Each line that holds the word "orqali" counts once; report how many lines do so and nothing else.

EXTRACTED MATERIAL
........
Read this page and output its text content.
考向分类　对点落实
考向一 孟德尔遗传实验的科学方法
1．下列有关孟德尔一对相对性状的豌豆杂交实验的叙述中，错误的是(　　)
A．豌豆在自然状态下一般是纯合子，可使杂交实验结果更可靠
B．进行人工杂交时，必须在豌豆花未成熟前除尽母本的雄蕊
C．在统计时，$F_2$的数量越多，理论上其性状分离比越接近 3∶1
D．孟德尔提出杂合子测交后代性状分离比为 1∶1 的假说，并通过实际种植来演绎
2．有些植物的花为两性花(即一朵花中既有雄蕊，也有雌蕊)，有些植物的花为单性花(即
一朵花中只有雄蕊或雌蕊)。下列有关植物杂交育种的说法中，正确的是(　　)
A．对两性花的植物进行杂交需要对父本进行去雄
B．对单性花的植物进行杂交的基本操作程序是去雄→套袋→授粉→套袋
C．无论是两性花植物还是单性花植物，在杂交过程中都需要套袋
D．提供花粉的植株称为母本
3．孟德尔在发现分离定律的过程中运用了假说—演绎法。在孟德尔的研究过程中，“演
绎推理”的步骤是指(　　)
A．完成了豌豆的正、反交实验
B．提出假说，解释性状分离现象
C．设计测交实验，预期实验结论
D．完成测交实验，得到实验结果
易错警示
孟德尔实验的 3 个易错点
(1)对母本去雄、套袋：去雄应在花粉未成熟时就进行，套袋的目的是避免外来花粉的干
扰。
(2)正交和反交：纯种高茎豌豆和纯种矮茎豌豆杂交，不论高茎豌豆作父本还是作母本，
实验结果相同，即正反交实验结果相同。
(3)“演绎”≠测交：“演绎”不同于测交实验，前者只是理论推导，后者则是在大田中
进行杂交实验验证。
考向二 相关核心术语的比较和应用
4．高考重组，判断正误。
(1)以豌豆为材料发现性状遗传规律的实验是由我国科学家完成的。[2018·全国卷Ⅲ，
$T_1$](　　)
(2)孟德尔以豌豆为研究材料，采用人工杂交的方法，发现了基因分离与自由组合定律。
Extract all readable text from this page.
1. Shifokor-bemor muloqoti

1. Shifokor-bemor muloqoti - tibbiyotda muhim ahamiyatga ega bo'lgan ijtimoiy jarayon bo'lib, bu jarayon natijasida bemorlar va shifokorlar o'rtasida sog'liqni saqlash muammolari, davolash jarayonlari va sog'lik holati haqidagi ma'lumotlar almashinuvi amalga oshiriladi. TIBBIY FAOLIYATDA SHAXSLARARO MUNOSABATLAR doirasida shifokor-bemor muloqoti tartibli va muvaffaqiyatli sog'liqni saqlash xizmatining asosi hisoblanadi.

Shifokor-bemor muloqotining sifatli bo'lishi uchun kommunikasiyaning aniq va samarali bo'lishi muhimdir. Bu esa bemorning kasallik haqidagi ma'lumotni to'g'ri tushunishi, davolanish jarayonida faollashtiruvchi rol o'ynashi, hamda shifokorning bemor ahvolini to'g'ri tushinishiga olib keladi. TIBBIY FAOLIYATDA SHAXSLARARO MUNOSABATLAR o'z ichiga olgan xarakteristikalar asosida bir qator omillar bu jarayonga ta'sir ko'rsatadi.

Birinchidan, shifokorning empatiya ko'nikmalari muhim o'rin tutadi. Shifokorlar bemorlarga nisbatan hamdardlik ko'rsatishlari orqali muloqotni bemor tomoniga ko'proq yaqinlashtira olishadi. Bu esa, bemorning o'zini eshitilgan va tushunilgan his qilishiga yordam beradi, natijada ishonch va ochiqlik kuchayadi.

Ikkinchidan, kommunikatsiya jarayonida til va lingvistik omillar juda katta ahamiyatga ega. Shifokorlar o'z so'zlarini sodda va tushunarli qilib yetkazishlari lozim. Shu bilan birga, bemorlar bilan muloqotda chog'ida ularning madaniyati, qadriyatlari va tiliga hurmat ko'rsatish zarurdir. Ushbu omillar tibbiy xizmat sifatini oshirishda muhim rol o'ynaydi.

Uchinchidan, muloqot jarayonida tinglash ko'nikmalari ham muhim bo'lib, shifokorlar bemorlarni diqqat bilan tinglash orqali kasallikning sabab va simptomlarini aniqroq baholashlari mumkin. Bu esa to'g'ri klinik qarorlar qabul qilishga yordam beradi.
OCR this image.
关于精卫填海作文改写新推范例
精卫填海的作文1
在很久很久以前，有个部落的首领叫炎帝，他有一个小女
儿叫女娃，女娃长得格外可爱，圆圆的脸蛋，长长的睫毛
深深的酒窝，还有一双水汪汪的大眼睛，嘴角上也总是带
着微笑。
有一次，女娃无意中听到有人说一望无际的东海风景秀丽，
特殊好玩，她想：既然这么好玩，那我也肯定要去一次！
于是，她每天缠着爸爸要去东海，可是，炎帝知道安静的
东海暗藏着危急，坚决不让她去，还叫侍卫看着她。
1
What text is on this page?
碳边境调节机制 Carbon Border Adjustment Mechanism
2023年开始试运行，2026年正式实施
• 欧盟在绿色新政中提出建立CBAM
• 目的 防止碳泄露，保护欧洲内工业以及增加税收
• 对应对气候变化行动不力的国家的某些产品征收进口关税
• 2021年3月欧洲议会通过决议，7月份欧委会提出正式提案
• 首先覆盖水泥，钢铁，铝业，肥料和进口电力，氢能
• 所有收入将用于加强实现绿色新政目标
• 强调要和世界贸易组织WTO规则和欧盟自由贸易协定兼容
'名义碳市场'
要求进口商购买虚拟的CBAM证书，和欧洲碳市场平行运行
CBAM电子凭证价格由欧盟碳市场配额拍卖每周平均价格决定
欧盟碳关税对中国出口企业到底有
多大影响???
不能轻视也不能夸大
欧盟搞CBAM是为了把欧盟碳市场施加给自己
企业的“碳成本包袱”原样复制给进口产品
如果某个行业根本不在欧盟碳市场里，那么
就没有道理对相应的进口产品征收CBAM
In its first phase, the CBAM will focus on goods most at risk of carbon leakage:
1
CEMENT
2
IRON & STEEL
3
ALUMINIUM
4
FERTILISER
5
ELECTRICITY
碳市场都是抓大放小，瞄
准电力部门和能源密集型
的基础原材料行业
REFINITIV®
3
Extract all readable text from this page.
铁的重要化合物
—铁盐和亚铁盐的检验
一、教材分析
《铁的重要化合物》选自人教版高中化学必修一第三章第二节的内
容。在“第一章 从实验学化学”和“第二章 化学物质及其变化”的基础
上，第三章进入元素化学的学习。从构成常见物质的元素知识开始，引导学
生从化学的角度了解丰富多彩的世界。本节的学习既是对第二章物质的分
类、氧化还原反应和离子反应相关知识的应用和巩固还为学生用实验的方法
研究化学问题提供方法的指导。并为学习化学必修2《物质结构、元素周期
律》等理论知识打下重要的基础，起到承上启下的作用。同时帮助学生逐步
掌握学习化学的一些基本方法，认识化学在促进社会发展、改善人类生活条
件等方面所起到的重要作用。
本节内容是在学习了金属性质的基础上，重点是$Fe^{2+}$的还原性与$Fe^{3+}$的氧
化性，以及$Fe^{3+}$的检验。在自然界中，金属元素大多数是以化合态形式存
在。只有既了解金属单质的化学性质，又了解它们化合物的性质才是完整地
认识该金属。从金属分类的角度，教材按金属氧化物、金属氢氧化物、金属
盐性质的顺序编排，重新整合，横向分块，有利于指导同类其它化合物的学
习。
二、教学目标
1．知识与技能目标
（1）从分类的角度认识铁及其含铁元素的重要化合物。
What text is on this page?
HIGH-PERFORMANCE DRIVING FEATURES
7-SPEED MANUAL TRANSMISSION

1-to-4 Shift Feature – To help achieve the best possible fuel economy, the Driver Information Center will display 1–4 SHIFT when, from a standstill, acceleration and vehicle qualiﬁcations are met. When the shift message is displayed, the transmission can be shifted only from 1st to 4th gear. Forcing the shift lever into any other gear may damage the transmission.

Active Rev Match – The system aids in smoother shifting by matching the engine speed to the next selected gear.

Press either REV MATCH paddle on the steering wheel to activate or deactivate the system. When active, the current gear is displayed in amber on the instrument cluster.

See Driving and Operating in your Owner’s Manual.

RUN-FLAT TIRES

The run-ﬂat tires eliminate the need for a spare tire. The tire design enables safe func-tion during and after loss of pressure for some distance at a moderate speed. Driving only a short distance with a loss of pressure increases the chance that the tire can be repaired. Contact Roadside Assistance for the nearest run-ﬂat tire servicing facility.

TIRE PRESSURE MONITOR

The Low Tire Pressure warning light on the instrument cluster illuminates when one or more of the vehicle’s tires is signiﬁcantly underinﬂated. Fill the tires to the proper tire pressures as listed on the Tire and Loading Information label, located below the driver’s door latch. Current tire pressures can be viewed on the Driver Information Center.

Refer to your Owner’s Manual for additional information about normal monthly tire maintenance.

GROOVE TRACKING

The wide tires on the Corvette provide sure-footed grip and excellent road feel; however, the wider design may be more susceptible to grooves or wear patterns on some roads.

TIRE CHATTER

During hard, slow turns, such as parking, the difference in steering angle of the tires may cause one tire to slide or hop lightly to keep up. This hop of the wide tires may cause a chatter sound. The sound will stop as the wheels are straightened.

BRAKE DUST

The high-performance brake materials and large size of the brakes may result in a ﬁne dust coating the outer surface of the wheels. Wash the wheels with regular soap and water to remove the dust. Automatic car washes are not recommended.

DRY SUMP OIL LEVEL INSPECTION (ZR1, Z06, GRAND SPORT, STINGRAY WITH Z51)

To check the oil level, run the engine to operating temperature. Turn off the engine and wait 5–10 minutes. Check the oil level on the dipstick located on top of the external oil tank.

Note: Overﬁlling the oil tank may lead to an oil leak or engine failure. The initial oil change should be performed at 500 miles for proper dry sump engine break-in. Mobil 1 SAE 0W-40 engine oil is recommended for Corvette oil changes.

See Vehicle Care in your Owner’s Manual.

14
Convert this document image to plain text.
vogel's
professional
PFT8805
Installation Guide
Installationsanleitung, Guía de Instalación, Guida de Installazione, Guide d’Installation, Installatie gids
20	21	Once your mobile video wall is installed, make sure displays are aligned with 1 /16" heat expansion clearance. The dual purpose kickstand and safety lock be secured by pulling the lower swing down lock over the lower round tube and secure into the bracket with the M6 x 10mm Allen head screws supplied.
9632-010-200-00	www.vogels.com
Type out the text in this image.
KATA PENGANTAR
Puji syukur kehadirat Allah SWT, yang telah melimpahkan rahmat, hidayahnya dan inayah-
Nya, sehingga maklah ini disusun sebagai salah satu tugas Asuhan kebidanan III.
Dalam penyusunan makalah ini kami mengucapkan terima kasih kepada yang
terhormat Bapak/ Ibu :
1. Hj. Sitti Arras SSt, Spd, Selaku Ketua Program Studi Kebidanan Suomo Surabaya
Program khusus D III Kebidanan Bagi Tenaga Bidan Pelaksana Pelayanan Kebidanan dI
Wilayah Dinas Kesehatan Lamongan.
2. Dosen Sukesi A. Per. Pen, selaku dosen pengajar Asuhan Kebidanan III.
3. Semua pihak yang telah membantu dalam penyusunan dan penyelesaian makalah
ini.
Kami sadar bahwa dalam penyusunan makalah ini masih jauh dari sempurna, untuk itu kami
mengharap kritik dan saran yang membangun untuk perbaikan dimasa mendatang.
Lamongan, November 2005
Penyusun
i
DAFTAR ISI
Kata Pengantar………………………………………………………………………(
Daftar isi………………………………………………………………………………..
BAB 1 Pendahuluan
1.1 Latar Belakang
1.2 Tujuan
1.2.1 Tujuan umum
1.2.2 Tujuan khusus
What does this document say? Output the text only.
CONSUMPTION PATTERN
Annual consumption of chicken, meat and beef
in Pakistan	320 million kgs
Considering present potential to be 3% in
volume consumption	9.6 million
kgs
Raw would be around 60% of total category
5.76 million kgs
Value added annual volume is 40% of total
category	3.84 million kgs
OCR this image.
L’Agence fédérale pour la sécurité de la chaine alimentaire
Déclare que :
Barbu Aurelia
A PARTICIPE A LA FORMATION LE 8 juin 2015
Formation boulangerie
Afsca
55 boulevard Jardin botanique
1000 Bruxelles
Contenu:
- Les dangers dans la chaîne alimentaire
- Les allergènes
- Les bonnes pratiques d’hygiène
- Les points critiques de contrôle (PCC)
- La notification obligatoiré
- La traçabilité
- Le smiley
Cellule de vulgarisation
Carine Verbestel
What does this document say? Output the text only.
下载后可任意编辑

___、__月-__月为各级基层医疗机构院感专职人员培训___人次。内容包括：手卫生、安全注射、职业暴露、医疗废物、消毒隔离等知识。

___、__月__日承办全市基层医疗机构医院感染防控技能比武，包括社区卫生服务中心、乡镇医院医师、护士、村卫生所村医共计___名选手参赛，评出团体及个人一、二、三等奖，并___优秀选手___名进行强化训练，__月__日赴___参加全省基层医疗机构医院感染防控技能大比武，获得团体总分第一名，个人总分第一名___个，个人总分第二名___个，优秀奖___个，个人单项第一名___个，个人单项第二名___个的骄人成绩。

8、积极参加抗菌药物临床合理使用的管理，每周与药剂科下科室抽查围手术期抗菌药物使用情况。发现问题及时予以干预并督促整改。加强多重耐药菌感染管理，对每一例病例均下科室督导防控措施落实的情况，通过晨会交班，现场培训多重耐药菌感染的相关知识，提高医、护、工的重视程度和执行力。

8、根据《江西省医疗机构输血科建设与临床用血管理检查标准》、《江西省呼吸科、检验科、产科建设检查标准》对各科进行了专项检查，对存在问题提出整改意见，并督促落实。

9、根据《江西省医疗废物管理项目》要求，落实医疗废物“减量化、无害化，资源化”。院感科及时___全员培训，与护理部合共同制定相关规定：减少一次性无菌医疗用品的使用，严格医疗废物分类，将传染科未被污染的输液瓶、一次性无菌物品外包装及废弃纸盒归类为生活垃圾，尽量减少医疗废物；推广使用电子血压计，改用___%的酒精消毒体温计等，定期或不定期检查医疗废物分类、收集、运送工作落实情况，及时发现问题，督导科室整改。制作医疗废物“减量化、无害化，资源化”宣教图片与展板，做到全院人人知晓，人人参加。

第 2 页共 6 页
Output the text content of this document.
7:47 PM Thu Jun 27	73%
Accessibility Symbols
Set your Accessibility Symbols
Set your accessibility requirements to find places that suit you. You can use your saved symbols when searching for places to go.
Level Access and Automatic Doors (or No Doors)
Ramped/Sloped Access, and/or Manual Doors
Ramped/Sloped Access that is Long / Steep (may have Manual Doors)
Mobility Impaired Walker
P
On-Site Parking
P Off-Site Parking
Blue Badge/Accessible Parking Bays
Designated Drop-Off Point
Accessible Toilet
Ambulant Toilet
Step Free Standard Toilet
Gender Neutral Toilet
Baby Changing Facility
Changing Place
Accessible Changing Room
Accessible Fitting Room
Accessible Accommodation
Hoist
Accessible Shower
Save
........
WRITTEN ANSWER
2